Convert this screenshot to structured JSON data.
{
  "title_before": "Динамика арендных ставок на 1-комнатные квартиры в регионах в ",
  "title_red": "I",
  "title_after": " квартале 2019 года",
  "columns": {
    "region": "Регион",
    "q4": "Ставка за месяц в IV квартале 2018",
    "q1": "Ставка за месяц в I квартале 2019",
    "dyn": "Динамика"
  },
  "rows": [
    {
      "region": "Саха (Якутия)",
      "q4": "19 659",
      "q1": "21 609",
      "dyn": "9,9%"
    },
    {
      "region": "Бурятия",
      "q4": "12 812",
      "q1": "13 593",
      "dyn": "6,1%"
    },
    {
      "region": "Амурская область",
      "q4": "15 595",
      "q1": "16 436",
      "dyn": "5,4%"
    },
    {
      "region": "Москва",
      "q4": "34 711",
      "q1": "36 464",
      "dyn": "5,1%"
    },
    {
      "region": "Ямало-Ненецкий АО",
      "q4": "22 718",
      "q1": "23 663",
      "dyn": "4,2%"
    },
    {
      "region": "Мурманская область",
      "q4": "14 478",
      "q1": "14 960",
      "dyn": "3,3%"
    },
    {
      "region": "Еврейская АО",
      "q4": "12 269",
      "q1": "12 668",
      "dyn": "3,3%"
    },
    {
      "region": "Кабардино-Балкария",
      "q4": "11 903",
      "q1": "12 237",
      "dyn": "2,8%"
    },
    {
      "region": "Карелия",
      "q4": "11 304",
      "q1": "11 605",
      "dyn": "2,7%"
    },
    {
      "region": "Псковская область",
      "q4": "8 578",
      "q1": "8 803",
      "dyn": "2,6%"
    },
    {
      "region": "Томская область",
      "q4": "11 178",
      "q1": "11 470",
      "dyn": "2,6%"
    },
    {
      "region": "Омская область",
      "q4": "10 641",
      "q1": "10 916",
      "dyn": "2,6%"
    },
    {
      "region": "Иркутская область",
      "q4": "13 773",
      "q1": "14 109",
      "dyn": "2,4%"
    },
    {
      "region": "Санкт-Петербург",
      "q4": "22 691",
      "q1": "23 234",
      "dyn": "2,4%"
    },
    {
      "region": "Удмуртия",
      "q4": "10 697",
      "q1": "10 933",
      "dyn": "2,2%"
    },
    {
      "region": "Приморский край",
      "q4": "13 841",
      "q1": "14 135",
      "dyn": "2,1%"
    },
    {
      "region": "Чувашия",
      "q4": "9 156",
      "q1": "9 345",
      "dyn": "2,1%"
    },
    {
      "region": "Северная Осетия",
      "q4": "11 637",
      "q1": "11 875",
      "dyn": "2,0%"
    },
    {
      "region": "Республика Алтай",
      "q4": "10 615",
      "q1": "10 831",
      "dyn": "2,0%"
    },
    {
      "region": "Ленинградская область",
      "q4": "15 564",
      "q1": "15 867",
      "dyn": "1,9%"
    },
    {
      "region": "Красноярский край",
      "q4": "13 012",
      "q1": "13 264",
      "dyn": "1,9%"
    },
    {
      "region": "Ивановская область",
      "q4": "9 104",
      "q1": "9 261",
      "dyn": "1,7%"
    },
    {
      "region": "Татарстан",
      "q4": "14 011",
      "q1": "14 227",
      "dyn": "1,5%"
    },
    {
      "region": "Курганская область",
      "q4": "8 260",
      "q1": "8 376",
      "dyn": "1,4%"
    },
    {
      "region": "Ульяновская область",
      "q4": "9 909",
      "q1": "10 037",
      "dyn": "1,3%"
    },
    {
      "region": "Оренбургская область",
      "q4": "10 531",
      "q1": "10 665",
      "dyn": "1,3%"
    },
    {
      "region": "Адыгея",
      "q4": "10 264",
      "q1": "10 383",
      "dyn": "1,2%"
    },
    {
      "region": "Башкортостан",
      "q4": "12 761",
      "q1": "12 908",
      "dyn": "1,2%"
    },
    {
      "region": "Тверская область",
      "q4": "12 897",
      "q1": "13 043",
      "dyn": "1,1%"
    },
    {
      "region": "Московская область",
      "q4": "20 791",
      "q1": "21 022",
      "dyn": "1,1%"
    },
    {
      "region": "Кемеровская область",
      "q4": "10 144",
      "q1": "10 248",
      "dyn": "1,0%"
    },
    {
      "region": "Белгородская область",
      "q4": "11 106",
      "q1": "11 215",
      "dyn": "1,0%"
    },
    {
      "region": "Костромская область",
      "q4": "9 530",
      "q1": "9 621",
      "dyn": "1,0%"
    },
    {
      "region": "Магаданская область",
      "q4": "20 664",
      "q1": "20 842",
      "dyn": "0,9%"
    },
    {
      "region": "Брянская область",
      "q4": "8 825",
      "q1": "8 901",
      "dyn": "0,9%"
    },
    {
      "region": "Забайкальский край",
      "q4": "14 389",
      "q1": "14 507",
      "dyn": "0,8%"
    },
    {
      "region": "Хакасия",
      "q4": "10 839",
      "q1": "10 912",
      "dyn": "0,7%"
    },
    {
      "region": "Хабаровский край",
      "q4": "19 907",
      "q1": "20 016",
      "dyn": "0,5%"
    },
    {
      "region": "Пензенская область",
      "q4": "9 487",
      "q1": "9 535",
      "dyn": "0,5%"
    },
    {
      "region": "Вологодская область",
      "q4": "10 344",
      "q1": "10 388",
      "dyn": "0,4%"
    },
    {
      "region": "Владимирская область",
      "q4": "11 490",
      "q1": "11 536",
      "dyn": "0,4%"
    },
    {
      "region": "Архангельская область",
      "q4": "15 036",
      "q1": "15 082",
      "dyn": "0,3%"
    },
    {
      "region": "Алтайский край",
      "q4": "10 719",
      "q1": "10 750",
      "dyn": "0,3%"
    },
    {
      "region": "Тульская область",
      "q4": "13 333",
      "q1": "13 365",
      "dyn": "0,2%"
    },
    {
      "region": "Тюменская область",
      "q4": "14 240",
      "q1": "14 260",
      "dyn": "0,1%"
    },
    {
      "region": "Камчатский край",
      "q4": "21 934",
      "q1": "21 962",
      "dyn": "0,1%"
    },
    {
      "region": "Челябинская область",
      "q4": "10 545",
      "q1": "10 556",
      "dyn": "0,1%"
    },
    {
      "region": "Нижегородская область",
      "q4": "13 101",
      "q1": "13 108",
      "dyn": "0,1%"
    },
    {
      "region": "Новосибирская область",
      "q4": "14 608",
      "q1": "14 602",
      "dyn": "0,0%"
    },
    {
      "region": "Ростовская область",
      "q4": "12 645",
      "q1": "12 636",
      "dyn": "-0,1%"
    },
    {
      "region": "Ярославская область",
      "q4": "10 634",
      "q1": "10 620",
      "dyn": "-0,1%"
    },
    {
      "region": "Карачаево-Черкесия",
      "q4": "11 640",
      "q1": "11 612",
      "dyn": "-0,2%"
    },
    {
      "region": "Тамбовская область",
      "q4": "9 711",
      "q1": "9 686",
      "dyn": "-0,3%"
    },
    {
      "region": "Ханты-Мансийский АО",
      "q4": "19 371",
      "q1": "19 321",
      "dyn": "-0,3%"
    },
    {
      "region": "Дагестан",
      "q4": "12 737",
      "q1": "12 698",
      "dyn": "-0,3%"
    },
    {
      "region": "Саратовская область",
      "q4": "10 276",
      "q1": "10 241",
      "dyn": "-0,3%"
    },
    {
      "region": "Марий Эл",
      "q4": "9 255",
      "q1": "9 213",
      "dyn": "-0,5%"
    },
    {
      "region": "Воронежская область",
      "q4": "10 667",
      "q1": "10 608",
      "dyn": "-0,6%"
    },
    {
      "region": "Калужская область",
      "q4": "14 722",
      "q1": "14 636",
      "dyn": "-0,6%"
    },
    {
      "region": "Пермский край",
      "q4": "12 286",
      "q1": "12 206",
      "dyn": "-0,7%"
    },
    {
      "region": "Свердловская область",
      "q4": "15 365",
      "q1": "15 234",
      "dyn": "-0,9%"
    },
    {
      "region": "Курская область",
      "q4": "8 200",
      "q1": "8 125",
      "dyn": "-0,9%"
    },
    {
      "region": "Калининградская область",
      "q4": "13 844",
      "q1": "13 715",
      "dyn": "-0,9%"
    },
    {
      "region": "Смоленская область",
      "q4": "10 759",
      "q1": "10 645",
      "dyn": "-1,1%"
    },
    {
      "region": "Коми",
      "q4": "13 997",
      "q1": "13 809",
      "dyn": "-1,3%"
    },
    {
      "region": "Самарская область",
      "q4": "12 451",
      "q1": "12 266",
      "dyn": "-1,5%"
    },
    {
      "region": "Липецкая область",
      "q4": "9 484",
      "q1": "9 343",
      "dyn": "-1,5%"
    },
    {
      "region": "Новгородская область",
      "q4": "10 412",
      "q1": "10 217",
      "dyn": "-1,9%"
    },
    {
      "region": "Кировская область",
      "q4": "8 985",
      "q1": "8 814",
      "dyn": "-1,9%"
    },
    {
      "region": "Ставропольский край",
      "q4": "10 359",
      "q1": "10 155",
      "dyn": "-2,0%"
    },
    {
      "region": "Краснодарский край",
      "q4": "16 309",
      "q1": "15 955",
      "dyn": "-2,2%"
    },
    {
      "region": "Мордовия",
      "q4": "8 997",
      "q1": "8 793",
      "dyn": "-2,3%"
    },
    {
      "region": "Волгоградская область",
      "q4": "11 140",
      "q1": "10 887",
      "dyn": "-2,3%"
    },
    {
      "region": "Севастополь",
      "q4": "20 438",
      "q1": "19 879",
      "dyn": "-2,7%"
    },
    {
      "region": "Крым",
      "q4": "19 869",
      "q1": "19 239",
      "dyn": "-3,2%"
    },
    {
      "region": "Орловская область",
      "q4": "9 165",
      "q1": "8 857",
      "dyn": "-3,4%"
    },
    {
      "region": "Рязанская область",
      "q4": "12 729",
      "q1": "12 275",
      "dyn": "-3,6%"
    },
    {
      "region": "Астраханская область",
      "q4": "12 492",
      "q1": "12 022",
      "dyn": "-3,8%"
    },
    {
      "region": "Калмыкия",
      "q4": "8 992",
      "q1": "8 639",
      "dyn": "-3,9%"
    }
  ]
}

**What you are asked to do**
What is the number of lines above that contain "квартале"? Answer with that number only.

**Full output**
3